## DATASET
+++++
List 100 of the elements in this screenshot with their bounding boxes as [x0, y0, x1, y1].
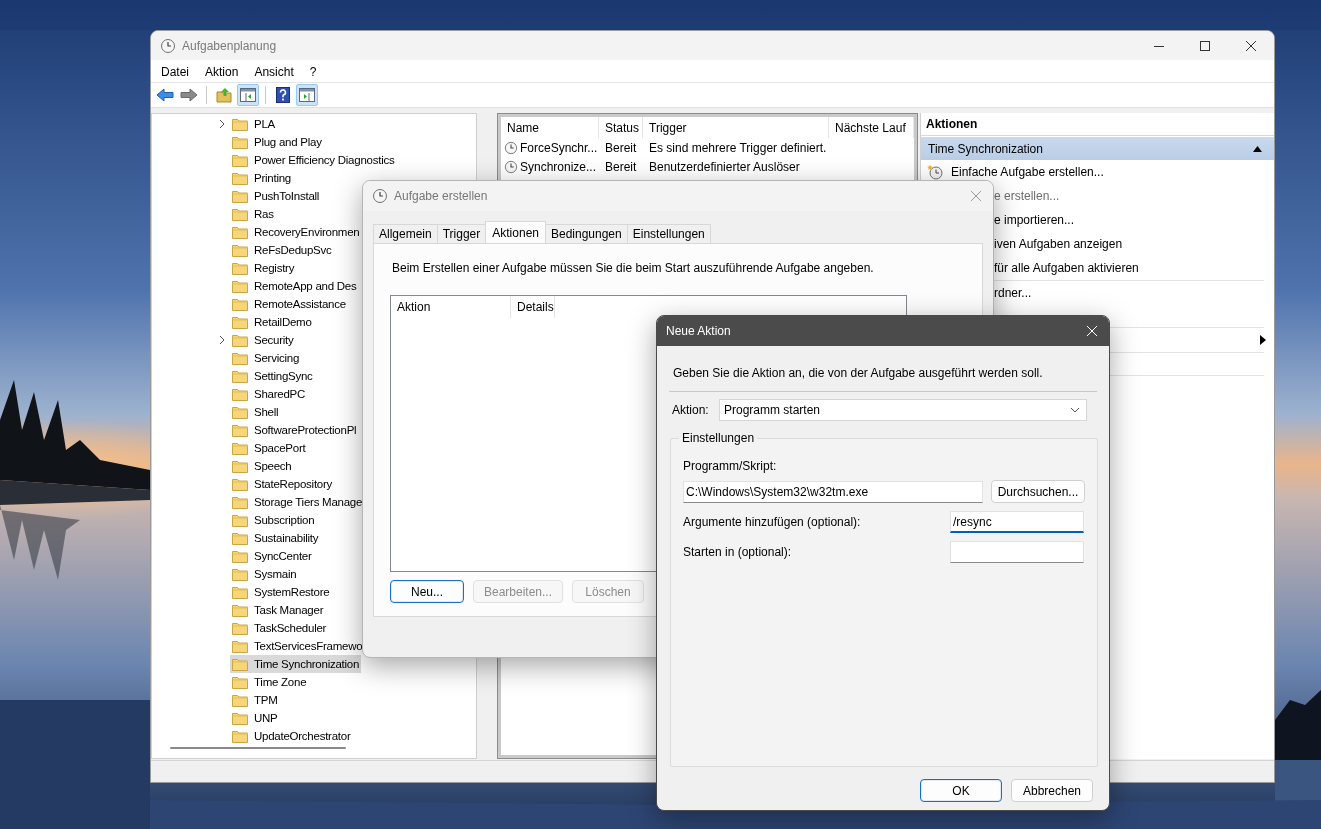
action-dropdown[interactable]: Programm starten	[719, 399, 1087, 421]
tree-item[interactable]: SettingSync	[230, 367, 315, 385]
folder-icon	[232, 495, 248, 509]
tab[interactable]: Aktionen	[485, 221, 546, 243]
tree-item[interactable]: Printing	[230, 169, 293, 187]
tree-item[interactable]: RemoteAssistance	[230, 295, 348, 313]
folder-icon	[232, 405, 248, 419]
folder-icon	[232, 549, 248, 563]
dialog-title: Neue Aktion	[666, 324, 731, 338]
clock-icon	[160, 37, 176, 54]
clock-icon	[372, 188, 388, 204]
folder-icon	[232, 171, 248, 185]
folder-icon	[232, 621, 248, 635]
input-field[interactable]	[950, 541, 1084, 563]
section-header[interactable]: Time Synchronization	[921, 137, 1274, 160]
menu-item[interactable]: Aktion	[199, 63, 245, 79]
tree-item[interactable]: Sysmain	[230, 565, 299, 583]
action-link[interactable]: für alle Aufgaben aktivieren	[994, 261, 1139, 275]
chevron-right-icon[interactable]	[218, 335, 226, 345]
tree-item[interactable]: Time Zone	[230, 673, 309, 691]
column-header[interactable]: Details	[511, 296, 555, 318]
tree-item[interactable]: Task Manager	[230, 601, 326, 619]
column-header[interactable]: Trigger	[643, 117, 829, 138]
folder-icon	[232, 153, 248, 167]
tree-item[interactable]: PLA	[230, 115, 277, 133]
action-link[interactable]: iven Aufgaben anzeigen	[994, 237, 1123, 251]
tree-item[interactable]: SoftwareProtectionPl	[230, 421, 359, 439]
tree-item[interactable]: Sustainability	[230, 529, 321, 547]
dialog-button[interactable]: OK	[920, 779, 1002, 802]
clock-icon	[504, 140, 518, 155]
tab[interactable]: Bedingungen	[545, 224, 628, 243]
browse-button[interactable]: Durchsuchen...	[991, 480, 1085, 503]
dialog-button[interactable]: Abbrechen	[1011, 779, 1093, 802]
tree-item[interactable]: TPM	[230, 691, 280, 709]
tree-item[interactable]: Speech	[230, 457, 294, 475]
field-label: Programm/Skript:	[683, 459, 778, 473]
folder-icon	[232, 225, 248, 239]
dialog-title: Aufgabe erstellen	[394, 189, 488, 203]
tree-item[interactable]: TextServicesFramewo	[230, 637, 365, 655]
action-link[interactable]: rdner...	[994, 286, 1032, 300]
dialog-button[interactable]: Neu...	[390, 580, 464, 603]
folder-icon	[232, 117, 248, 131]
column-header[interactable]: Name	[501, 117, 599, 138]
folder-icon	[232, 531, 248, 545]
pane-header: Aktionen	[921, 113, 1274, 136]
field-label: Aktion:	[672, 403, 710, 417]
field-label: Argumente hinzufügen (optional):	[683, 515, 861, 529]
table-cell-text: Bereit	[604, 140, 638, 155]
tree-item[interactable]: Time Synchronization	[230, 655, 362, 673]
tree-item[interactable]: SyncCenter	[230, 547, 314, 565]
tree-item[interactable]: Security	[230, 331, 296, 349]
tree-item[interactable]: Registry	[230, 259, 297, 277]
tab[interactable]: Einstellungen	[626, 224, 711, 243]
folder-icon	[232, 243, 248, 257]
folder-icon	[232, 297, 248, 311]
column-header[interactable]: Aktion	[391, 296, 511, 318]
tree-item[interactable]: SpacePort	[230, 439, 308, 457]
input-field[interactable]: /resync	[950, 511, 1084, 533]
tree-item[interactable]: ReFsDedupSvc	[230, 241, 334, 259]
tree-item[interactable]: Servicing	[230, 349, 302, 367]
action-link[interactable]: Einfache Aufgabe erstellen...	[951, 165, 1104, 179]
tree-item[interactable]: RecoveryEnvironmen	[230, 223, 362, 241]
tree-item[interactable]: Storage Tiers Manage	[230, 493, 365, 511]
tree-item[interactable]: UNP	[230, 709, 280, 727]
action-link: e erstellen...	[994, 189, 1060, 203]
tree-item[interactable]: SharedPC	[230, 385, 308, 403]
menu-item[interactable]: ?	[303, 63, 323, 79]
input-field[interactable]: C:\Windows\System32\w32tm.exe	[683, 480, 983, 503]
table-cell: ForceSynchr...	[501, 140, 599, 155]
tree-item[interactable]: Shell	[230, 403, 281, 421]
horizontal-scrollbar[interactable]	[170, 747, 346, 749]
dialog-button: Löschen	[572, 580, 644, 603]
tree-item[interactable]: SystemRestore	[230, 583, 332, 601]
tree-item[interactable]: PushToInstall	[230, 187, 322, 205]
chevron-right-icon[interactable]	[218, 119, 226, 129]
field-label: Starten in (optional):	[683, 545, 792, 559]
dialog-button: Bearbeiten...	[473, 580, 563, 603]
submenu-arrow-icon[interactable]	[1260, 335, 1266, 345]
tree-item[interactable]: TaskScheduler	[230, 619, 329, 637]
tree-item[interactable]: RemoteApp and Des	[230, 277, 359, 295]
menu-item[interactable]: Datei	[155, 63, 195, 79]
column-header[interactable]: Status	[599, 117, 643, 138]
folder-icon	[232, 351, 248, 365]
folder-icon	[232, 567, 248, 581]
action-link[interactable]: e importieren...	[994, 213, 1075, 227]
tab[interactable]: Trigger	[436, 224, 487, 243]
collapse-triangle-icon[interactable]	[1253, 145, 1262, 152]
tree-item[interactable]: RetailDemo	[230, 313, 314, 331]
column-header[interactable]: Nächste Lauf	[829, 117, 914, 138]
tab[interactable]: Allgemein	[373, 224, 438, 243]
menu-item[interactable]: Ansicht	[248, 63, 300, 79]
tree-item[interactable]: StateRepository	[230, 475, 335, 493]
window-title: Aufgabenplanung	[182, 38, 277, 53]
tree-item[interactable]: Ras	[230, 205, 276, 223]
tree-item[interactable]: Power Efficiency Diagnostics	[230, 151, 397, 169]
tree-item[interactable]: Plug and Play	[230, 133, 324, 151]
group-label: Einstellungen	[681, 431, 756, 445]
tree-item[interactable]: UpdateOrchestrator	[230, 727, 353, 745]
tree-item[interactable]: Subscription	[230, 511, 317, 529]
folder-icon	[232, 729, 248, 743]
+++++
## GIVEN PROBLEM
Can you put each line of the item above into a JSON list of strings, one string per line, with blank lines and the picture left out?

## RESULT FOR THIS EXERCISE
[
  "List 100 of the elements in this screenshot with their bounding boxes as [x0, y0, x1, y1].",
  "action-dropdown[interactable]: Programm starten\t[719, 399, 1087, 421]",
  "tree-item[interactable]: SettingSync\t[230, 367, 315, 385]",
  "folder-icon\t[232, 495, 248, 509]",
  "tab[interactable]: Aktionen\t[485, 221, 546, 243]",
  "tree-item[interactable]: Printing\t[230, 169, 293, 187]",
  "tree-item[interactable]: RemoteAssistance\t[230, 295, 348, 313]",
  "folder-icon\t[232, 405, 248, 419]",
  "folder-icon\t[232, 549, 248, 563]",
  "dialog-title: Neue Aktion\t[666, 324, 731, 338]",
  "clock-icon\t[160, 37, 176, 54]",
  "clock-icon\t[372, 188, 388, 204]",
  "folder-icon\t[232, 171, 248, 185]",
  "folder-icon\t[232, 621, 248, 635]",
  "input-field[interactable]\t[950, 541, 1084, 563]",
  "section-header[interactable]: Time Synchronization\t[921, 137, 1274, 160]",
  "menu-item[interactable]: Aktion\t[199, 63, 245, 79]",
  "tree-item[interactable]: Sysmain\t[230, 565, 299, 583]",
  "action-link[interactable]: für alle Aufgaben aktivieren\t[994, 261, 1139, 275]",
  "chevron-right-icon[interactable]\t[218, 335, 226, 345]",
  "tree-item[interactable]: Time Zone\t[230, 673, 309, 691]",
  "column-header[interactable]: Details\t[511, 296, 555, 318]",
  "tree-item[interactable]: Task Manager\t[230, 601, 326, 619]",
  "column-header[interactable]: Trigger\t[643, 117, 829, 138]",
  "folder-icon\t[232, 153, 248, 167]",
  "tree-item[interactable]: PLA\t[230, 115, 277, 133]",
  "action-link[interactable]: iven Aufgaben anzeigen\t[994, 237, 1123, 251]",
  "tree-item[interactable]: SoftwareProtectionPl\t[230, 421, 359, 439]",
  "tree-item[interactable]: Sustainability\t[230, 529, 321, 547]",
  "dialog-button[interactable]: OK\t[920, 779, 1002, 802]",
  "clock-icon\t[504, 140, 518, 155]",
  "tab[interactable]: Bedingungen\t[545, 224, 628, 243]",
  "browse-button[interactable]: Durchsuchen...\t[991, 480, 1085, 503]",
  "dialog-button[interactable]: Abbrechen\t[1011, 779, 1093, 802]",
  "tree-item[interactable]: TPM\t[230, 691, 280, 709]",
  "tree-item[interactable]: Speech\t[230, 457, 294, 475]",
  "field-label: Programm/Skript:\t[683, 459, 778, 473]",
  "folder-icon\t[232, 225, 248, 239]",
  "dialog-title: Aufgabe erstellen\t[394, 189, 488, 203]",
  "tree-item[interactable]: TextServicesFramewo\t[230, 637, 365, 655]",
  "action-link[interactable]: rdner...\t[994, 286, 1032, 300]",
  "dialog-button[interactable]: Neu...\t[390, 580, 464, 603]",
  "folder-icon\t[232, 117, 248, 131]",
  "column-header[interactable]: Name\t[501, 117, 599, 138]",
  "folder-icon\t[232, 531, 248, 545]",
  "pane-header: Aktionen\t[921, 113, 1274, 136]",
  "field-label: Aktion:\t[672, 403, 710, 417]",
  "field-label: Argumente hinzufügen (optional):\t[683, 515, 861, 529]",
  "table-cell-text: Bereit\t[604, 140, 638, 155]",
  "tree-item[interactable]: Time Synchronization\t[230, 655, 362, 673]",
  "tree-item[interactable]: SyncCenter\t[230, 547, 314, 565]",
  "tree-item[interactable]: Security\t[230, 331, 296, 349]",
  "tree-item[interactable]: Registry\t[230, 259, 297, 277]",
  "tab[interactable]: Einstellungen\t[626, 224, 711, 243]",
  "folder-icon\t[232, 243, 248, 257]",
  "folder-icon\t[232, 297, 248, 311]",
  "column-header[interactable]: Aktion\t[391, 296, 511, 318]",
  "tree-item[interactable]: SpacePort\t[230, 439, 308, 457]",
  "input-field[interactable]: /resync\t[950, 511, 1084, 533]",
  "tree-item[interactable]: ReFsDedupSvc\t[230, 241, 334, 259]",
  "tree-item[interactable]: Servicing\t[230, 349, 302, 367]",
  "action-link[interactable]: Einfache Aufgabe erstellen...\t[951, 165, 1104, 179]",
  "tree-item[interactable]: RecoveryEnvironmen\t[230, 223, 362, 241]",
  "tree-item[interactable]: Storage Tiers Manage\t[230, 493, 365, 511]",
  "tree-item[interactable]: UNP\t[230, 709, 280, 727]",
  "action-link: e erstellen...\t[994, 189, 1060, 203]",
  "tree-item[interactable]: SharedPC\t[230, 385, 308, 403]",
  "menu-item[interactable]: ?\t[303, 63, 323, 79]",
  "input-field[interactable]: C:\\Windows\\System32\\w32tm.exe\t[683, 480, 983, 503]",
  "table-cell: ForceSynchr...\t[501, 140, 599, 155]",
  "tree-item[interactable]: Shell\t[230, 403, 281, 421]",
  "horizontal-scrollbar[interactable]\t[170, 747, 346, 749]",
  "dialog-button: Löschen\t[572, 580, 644, 603]",
  "tree-item[interactable]: SystemRestore\t[230, 583, 332, 601]",
  "tree-item[interactable]: PushToInstall\t[230, 187, 322, 205]",
  "chevron-right-icon[interactable]\t[218, 119, 226, 129]",
  "field-label: Starten in (optional):\t[683, 545, 792, 559]",
  "dialog-button: Bearbeiten...\t[473, 580, 563, 603]",
  "submenu-arrow-icon[interactable]\t[1260, 335, 1266, 345]",
  "tree-item[interactable]: TaskScheduler\t[230, 619, 329, 637]",
  "tree-item[interactable]: RemoteApp and Des\t[230, 277, 359, 295]",
  "menu-item[interactable]: Datei\t[155, 63, 195, 79]",
  "column-header[interactable]: Status\t[599, 117, 643, 138]",
  "folder-icon\t[232, 351, 248, 365]",
  "folder-icon\t[232, 567, 248, 581]",
  "action-link[interactable]: e importieren...\t[994, 213, 1075, 227]",
  "tab[interactable]: Trigger\t[436, 224, 487, 243]",
  "collapse-triangle-icon[interactable]\t[1253, 145, 1262, 152]",
  "tree-item[interactable]: RetailDemo\t[230, 313, 314, 331]",
  "column-header[interactable]: Nächste Lauf\t[829, 117, 914, 138]",
  "tab[interactable]: Allgemein\t[373, 224, 438, 243]",
  "menu-item[interactable]: Ansicht\t[248, 63, 300, 79]",
  "tree-item[interactable]: StateRepository\t[230, 475, 335, 493]",
  "window-title: Aufgabenplanung\t[182, 38, 277, 53]",
  "tree-item[interactable]: Ras\t[230, 205, 276, 223]",
  "tree-item[interactable]: Power Efficiency Diagnostics\t[230, 151, 397, 169]",
  "tree-item[interactable]: Plug and Play\t[230, 133, 324, 151]",
  "group-label: Einstellungen\t[681, 431, 756, 445]",
  "tree-item[interactable]: UpdateOrchestrator\t[230, 727, 353, 745]",
  "tree-item[interactable]: Subscription\t[230, 511, 317, 529]",
  "folder-icon\t[232, 729, 248, 743]"
]